= What this task involves =
Copy out each line that has "tray" in it.

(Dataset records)

==================================================

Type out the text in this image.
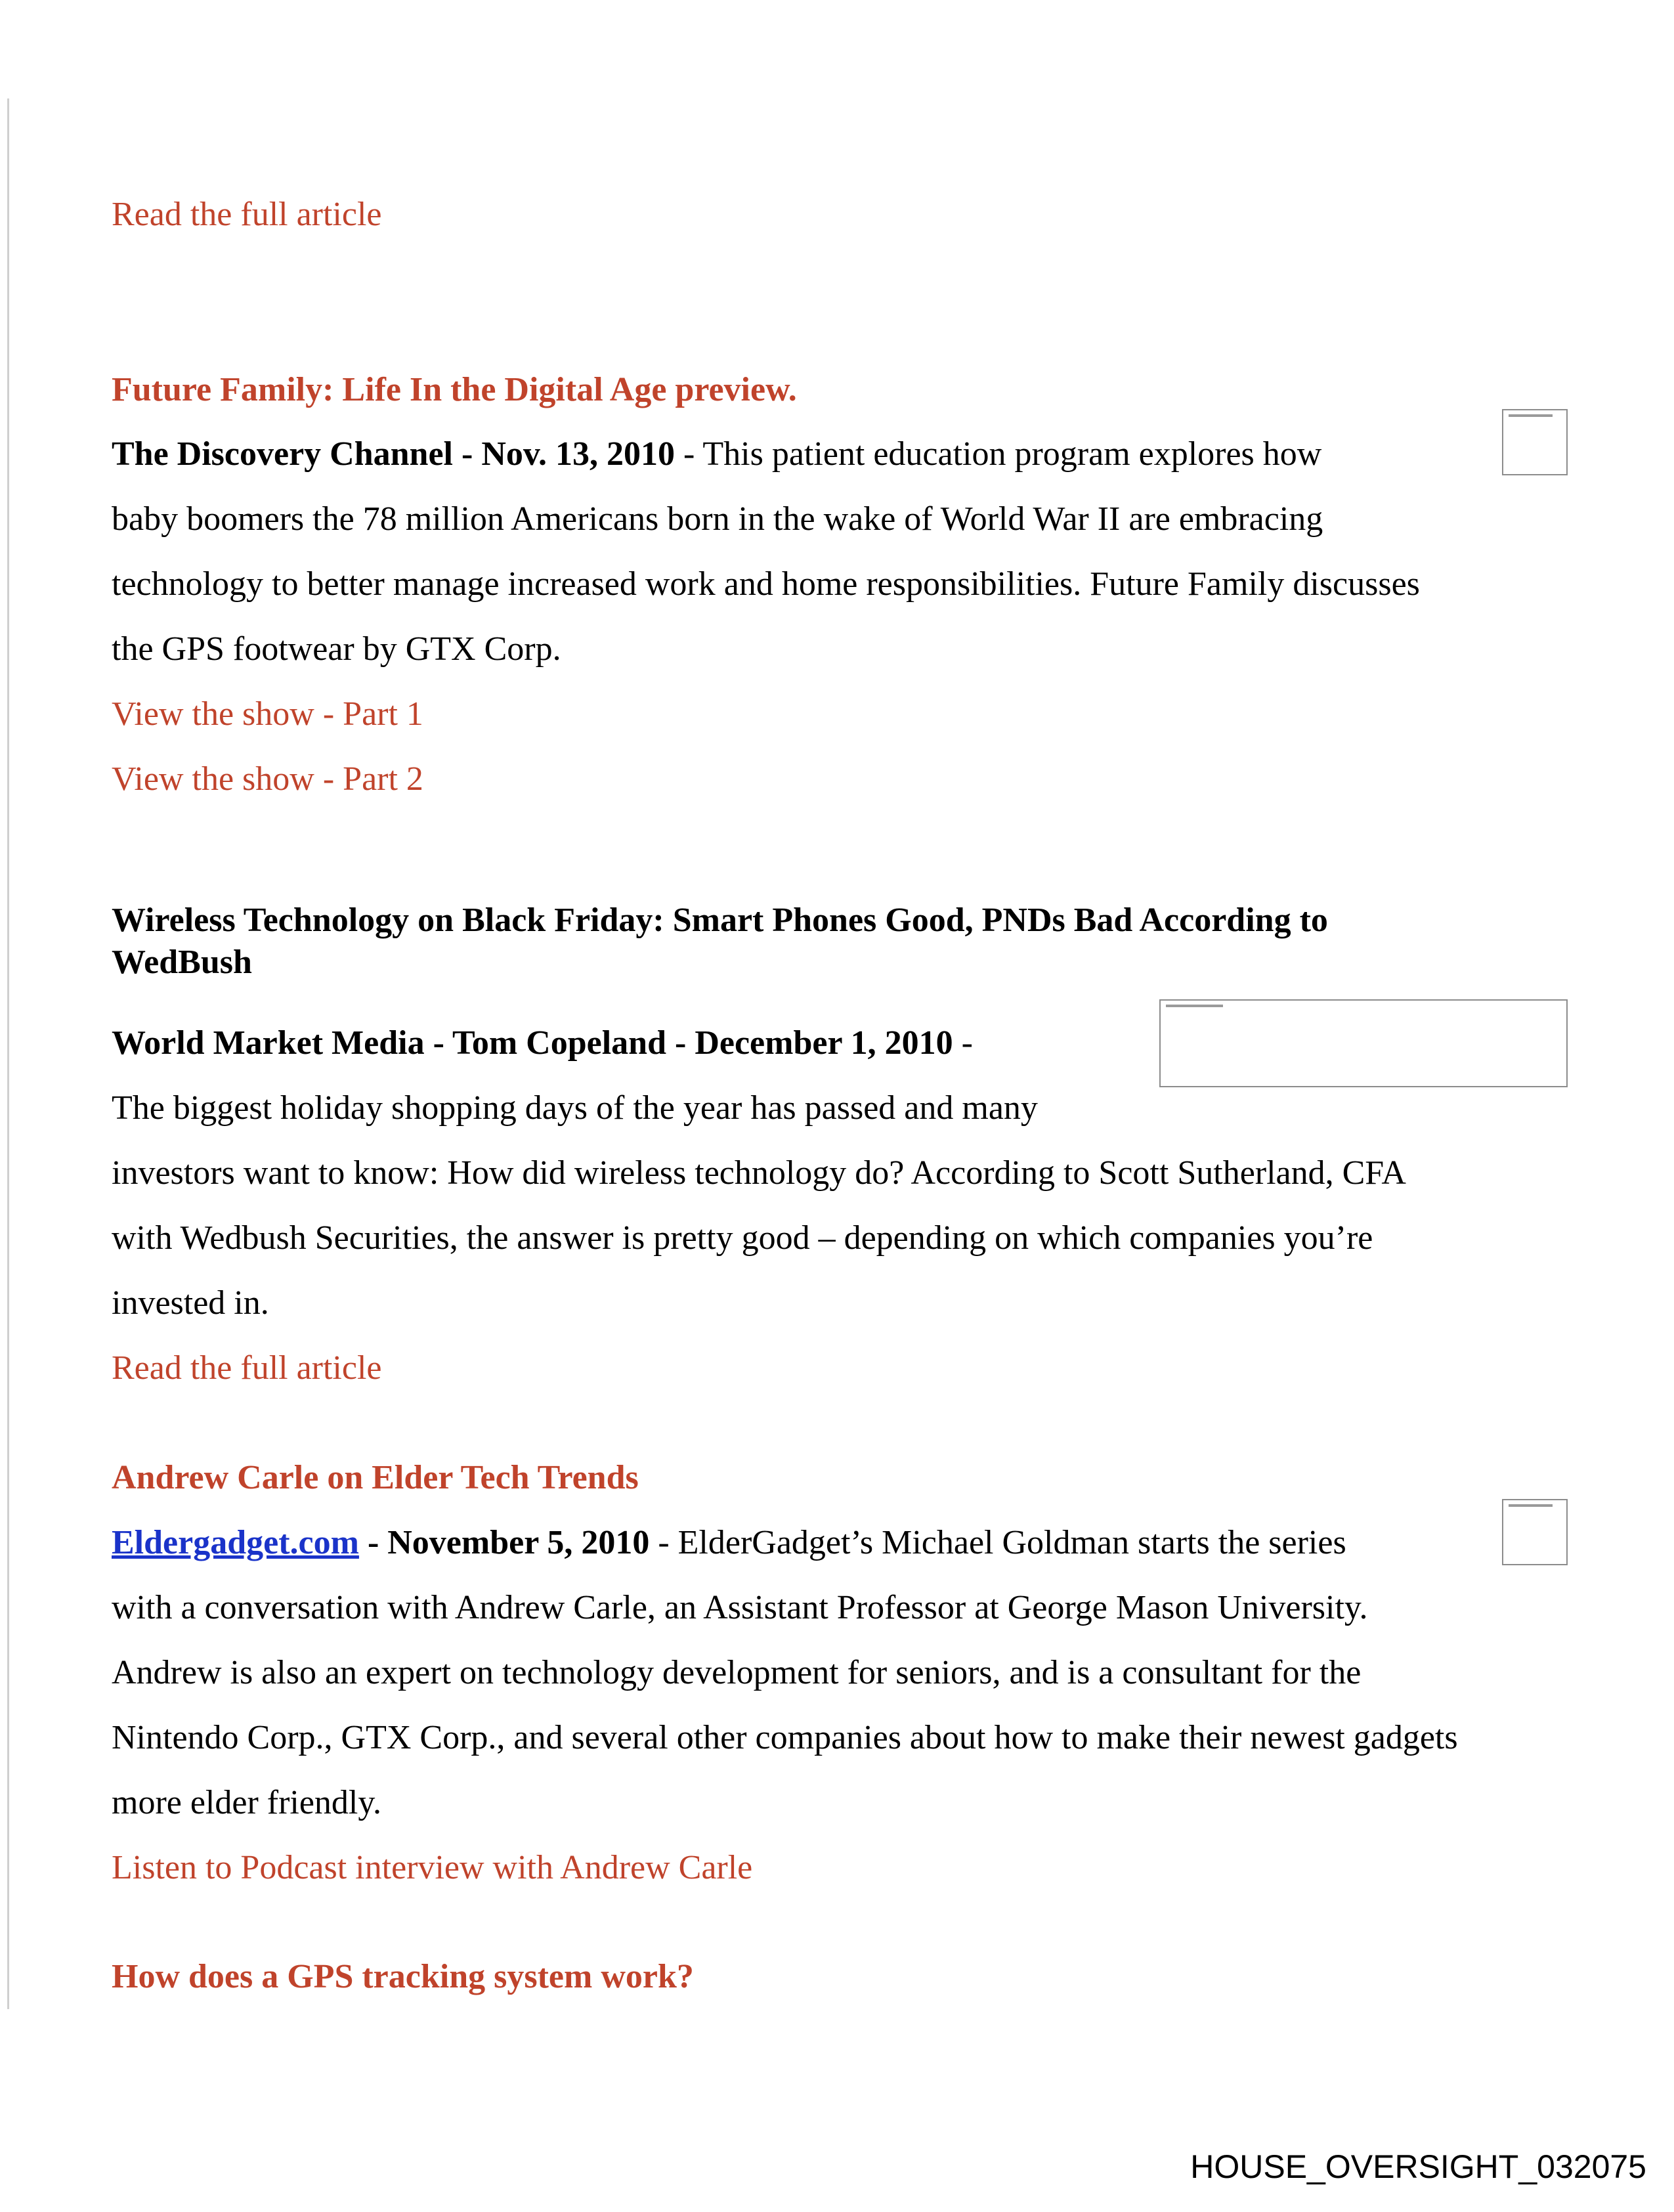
Read the full article
Future Family: Life In the Digital Age preview.
The Discovery Channel - Nov. 13, 2010 - This patient education program explores how
baby boomers the 78 million Americans born in the wake of World War II are embracing
technology to better manage increased work and home responsibilities. Future Family discusses
the GPS footwear by GTX Corp.
View the show - Part 1
View the show - Part 2
Wireless Technology on Black Friday: Smart Phones Good, PNDs Bad According to
WedBush
World Market Media - Tom Copeland - December 1, 2010 -
The biggest holiday shopping days of the year has passed and many
investors want to know: How did wireless technology do? According to Scott Sutherland, CFA
with Wedbush Securities, the answer is pretty good – depending on which companies you’re
invested in.
Read the full article
Andrew Carle on Elder Tech Trends
Eldergadget.com - November 5, 2010 - ElderGadget’s Michael Goldman starts the series
with a conversation with Andrew Carle, an Assistant Professor at George Mason University.
Andrew is also an expert on technology development for seniors, and is a consultant for the
Nintendo Corp., GTX Corp., and several other companies about how to make their newest gadgets
more elder friendly.
Listen to Podcast interview with Andrew Carle
How does a GPS tracking system work?
HOUSE_OVERSIGHT_032075
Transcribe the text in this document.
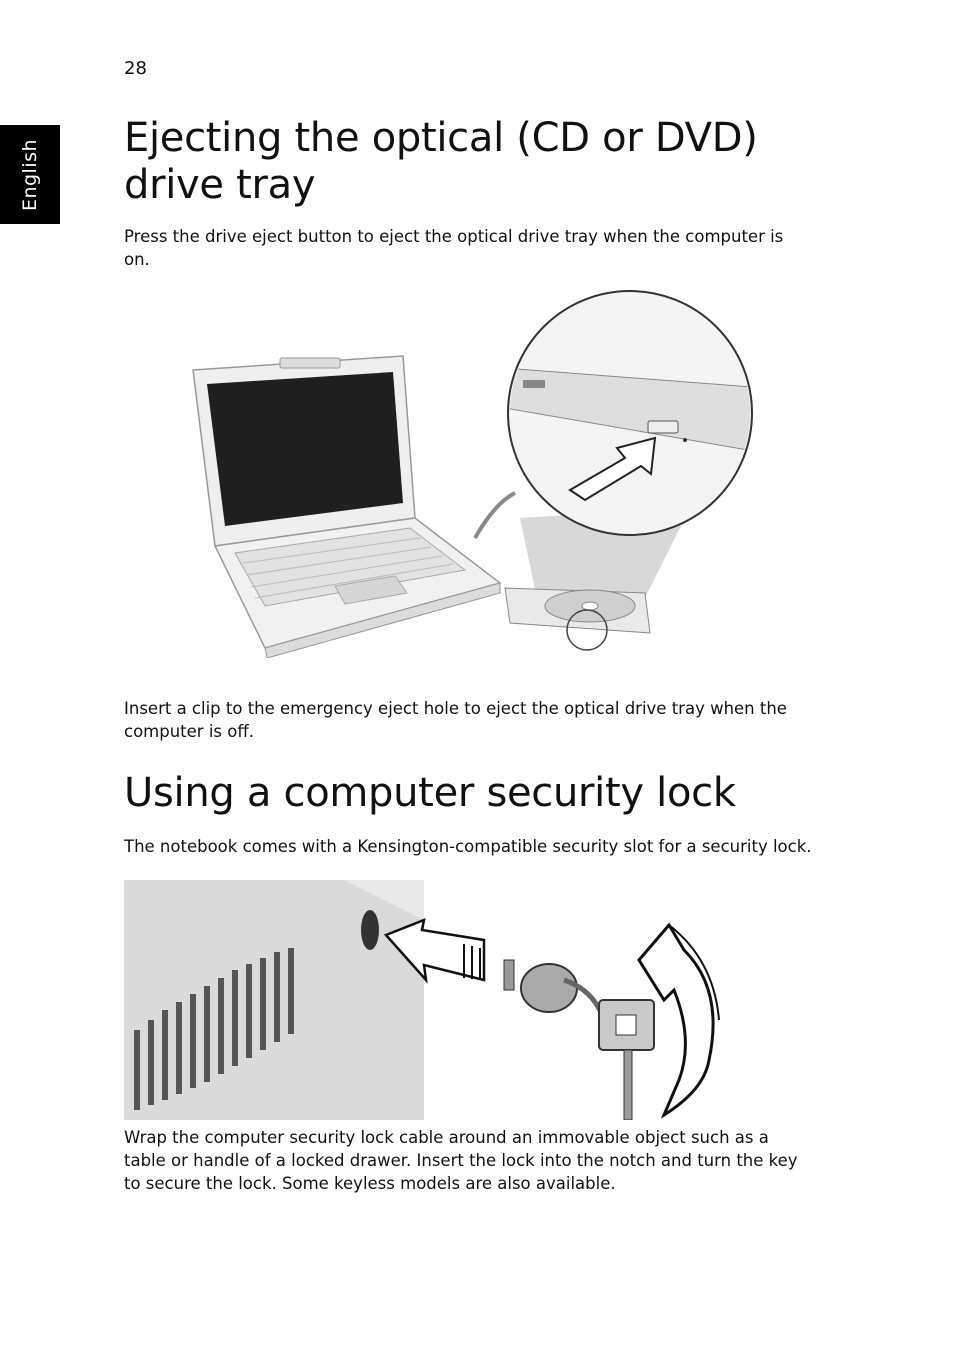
28
English
Ejecting the optical (CD or DVD) drive tray

Press the drive eject button to eject the optical drive tray when the computer is on.

Insert a clip to the emergency eject hole to eject the optical drive tray when the computer is off.

Using a computer security lock

The notebook comes with a Kensington-compatible security slot for a security lock.

Wrap the computer security lock cable around an immovable object such as a table or handle of a locked drawer. Insert the lock into the notch and turn the key to secure the lock. Some keyless models are also available.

==================================================

= Exercise result =
Ejecting the optical (CD or DVD) drive tray
Press the drive eject button to eject the optical drive tray when the computer is on.
Insert a clip to the emergency eject hole to eject the optical drive tray when the computer is off.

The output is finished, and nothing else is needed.